BEGIN Supplied material
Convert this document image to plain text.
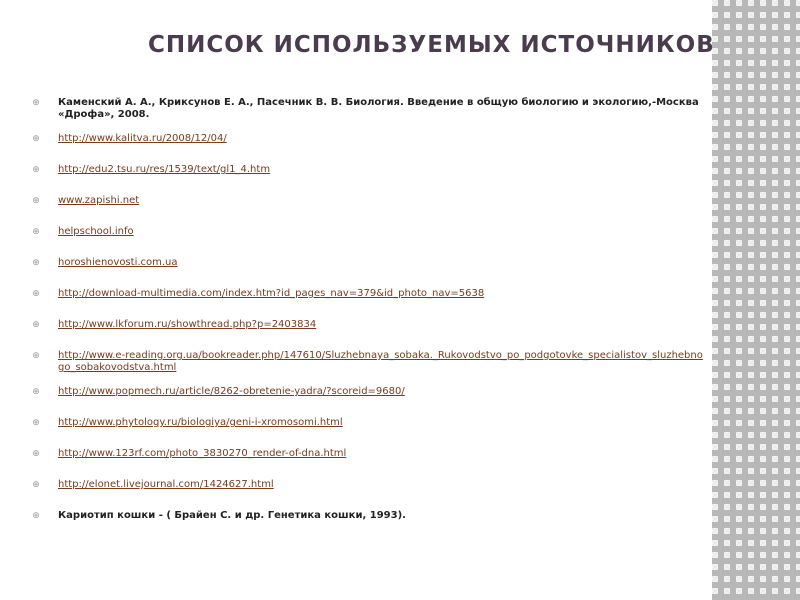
СПИСОК ИСПОЛЬЗУЕМЫХ ИСТОЧНИКОВ
⊕ Каменский А. А., Криксунов Е. А., Пасечник В. В. Биология. Введение в общую биологию и экологию,-Москва «Дрофа», 2008.
⊕ http://www.kalitva.ru/2008/12/04/
⊕ http://edu2.tsu.ru/res/1539/text/gl1_4.htm
⊕ www.zapishi.net
⊕ helpschool.info
⊕ horoshienovosti.com.ua
⊕ http://download-multimedia.com/index.htm?id_pages_nav=379&id_photo_nav=5638
⊕ http://www.lkforum.ru/showthread.php?p=2403834
⊕ http://www.e-reading.org.ua/bookreader.php/147610/Sluzhebnaya_sobaka._Rukovodstvo_po_podgotovke_specialistov_sluzhebnogo_sobakovodstva.html
⊕ http://www.popmech.ru/article/8262-obretenie-yadra/?scoreid=9680/
⊕ http://www.phytology.ru/biologiya/geni-i-xromosomi.html
⊕ http://www.123rf.com/photo_3830270_render-of-dna.html
⊕ http://elonet.livejournal.com/1424627.html
⊕ Кариотип кошки - ( Брайен С. и др. Генетика кошки, 1993).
END Supplied material
Your task: Reproduce the material above verbatim; omit every picture.

Answer to this exercise:
Convert this document image to plain text.
СПИСОК ИСПОЛЬЗУЕМЫХ ИСТОЧНИКОВ
⊕ Каменский А. А., Криксунов Е. А., Пасечник В. В. Биология. Введение в общую биологию и экологию,-Москва «Дрофа», 2008.
⊕ http://www.kalitva.ru/2008/12/04/
⊕ http://edu2.tsu.ru/res/1539/text/gl1_4.htm
⊕ www.zapishi.net
⊕ helpschool.info
⊕ horoshienovosti.com.ua
⊕ http://download-multimedia.com/index.htm?id_pages_nav=379&id_photo_nav=5638
⊕ http://www.lkforum.ru/showthread.php?p=2403834
⊕ http://www.e-reading.org.ua/bookreader.php/147610/Sluzhebnaya_sobaka._Rukovodstvo_po_podgotovke_specialistov_sluzhebnogo_sobakovodstva.html
⊕ http://www.popmech.ru/article/8262-obretenie-yadra/?scoreid=9680/
⊕ http://www.phytology.ru/biologiya/geni-i-xromosomi.html
⊕ http://www.123rf.com/photo_3830270_render-of-dna.html
⊕ http://elonet.livejournal.com/1424627.html
⊕ Кариотип кошки - ( Брайен С. и др. Генетика кошки, 1993).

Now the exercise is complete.